§ WHAT TO DO:
Pull out every line of the listing below where "name" appears.

↓↓↓

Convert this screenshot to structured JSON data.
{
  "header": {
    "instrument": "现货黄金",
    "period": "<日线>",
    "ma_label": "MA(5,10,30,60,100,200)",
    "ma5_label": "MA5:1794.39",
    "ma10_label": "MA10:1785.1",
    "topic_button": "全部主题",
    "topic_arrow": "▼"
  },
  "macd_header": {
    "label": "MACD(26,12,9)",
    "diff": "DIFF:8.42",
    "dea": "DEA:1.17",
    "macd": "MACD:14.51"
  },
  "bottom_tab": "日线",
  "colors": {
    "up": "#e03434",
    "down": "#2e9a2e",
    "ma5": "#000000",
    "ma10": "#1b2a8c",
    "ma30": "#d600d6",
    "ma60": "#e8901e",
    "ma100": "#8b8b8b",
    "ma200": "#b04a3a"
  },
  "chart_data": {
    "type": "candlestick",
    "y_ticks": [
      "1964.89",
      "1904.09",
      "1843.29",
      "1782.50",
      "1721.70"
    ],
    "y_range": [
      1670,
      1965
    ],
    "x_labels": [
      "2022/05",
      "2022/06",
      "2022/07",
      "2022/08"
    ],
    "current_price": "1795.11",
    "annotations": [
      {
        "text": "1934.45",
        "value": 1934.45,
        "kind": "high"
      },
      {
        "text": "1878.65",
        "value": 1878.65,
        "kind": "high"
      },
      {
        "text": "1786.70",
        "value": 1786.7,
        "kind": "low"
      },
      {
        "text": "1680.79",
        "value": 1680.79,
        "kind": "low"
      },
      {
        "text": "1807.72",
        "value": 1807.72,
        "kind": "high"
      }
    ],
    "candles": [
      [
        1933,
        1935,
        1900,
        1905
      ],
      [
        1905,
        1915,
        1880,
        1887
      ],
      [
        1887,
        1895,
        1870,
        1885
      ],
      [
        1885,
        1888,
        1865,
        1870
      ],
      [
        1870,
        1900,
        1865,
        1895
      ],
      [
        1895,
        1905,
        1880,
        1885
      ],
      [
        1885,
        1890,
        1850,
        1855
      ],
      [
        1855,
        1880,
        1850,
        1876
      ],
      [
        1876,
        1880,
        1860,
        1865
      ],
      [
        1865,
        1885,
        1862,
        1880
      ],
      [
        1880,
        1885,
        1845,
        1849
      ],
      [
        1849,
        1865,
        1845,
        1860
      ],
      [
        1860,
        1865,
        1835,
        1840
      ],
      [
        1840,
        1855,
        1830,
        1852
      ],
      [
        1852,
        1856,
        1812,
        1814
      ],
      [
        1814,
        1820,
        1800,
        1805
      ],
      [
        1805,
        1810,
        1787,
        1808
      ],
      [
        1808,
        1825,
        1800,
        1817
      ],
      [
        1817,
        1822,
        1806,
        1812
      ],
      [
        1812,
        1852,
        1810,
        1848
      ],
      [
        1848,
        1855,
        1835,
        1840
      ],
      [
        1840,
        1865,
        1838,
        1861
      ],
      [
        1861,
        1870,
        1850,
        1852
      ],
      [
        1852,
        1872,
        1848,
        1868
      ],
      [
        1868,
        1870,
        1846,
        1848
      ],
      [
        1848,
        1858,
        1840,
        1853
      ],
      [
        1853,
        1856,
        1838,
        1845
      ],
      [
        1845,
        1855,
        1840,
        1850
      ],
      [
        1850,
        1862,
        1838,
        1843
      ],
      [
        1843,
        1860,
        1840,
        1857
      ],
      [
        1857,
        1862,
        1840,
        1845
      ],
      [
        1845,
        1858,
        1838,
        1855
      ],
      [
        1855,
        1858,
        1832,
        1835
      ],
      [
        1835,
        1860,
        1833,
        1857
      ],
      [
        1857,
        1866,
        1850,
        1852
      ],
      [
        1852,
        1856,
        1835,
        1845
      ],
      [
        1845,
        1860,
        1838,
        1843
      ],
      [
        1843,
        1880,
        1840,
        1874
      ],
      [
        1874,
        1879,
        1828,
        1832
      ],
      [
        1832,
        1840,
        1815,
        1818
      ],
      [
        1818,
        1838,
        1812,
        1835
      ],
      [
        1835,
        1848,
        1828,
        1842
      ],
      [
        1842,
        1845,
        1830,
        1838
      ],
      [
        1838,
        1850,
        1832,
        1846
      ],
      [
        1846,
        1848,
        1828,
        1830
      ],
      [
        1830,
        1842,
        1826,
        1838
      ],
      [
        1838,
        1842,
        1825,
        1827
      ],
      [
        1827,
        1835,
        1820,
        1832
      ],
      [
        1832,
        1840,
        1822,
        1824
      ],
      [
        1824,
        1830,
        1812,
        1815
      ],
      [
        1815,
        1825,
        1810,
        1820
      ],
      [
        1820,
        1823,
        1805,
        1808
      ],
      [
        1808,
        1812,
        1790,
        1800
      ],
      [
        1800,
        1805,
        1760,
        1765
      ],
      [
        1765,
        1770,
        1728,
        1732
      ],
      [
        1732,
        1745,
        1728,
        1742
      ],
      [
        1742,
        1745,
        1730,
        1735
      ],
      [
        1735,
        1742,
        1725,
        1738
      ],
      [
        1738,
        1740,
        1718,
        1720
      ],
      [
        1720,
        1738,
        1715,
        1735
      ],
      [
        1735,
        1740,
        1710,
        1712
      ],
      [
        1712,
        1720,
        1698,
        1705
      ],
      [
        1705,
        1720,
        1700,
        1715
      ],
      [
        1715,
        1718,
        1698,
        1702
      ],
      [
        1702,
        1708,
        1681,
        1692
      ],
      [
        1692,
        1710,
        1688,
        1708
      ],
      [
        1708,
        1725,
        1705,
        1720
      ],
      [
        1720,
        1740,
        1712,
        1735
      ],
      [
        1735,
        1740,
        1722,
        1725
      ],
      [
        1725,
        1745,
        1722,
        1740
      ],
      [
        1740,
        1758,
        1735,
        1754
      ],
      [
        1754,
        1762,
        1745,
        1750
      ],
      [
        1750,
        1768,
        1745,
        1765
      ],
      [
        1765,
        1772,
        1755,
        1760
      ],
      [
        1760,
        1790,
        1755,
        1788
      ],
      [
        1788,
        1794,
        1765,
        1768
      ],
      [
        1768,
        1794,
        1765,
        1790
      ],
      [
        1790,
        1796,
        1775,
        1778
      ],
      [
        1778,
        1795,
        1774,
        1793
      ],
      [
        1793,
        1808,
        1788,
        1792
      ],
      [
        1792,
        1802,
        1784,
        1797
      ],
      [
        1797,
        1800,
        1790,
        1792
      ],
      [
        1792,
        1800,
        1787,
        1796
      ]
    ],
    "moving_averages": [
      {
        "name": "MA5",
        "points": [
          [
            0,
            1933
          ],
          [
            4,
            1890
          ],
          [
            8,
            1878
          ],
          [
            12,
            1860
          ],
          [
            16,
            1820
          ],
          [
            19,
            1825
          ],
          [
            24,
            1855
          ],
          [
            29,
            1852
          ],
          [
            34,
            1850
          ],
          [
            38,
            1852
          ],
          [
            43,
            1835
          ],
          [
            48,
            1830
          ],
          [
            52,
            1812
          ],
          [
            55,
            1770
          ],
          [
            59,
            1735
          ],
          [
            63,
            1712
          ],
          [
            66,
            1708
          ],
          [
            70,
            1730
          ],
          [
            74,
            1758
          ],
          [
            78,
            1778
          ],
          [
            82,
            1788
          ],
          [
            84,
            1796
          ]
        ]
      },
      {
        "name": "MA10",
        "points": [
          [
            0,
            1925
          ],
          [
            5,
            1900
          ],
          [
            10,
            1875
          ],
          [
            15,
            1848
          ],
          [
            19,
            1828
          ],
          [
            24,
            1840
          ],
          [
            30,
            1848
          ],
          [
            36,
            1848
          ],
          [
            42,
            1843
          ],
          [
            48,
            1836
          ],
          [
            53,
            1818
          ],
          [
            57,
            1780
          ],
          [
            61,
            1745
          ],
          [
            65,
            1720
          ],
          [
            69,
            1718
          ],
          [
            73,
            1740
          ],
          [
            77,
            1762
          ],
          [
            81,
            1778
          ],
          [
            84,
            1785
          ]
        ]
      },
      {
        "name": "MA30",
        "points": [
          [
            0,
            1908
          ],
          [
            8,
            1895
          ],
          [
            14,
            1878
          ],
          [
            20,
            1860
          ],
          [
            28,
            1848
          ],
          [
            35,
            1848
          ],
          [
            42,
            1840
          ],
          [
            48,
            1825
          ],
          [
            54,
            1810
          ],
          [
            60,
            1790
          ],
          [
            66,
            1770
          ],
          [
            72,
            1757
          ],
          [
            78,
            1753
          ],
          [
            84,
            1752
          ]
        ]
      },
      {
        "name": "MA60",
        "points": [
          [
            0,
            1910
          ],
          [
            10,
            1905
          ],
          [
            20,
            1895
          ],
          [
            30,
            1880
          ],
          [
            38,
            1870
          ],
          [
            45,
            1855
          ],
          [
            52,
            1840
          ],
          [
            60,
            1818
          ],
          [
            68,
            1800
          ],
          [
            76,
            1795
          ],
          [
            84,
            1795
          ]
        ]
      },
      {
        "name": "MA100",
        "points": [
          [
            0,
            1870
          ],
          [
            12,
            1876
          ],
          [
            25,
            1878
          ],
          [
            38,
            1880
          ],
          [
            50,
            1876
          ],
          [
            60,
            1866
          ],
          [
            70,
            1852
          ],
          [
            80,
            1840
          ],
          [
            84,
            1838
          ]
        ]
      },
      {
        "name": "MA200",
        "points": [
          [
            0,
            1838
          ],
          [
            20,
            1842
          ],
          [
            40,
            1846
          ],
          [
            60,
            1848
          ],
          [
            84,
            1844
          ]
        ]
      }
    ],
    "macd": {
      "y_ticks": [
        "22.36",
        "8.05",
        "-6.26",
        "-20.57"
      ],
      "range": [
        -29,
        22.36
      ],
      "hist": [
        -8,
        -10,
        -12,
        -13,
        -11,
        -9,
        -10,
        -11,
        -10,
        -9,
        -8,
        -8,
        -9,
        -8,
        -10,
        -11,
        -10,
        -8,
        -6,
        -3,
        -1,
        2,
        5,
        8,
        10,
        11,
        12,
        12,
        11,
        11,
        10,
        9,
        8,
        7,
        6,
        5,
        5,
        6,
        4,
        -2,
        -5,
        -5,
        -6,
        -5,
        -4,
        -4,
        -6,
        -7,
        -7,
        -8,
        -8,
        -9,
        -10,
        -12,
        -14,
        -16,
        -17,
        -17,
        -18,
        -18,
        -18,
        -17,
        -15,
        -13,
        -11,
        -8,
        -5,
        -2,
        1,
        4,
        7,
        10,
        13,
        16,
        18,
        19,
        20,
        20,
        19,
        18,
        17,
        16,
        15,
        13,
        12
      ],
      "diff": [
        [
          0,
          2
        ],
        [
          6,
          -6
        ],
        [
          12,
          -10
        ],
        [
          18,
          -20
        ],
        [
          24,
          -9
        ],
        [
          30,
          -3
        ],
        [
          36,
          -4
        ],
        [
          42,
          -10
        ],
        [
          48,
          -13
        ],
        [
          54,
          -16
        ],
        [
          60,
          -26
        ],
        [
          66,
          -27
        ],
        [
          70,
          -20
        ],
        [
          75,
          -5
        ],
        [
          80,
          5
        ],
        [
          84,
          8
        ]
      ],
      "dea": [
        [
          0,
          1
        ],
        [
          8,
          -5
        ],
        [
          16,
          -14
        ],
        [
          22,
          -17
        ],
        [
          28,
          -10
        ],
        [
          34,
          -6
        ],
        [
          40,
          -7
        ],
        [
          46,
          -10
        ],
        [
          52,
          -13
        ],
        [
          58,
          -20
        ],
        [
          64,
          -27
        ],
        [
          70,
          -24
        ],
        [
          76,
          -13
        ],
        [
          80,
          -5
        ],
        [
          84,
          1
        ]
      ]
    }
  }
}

↑↑↑

§ RESULT OF THE EXERCISE:
        "name": "MA5",
        "name": "MA10",
        "name": "MA30",
        "name": "MA60",
        "name": "MA100",
        "name": "MA200",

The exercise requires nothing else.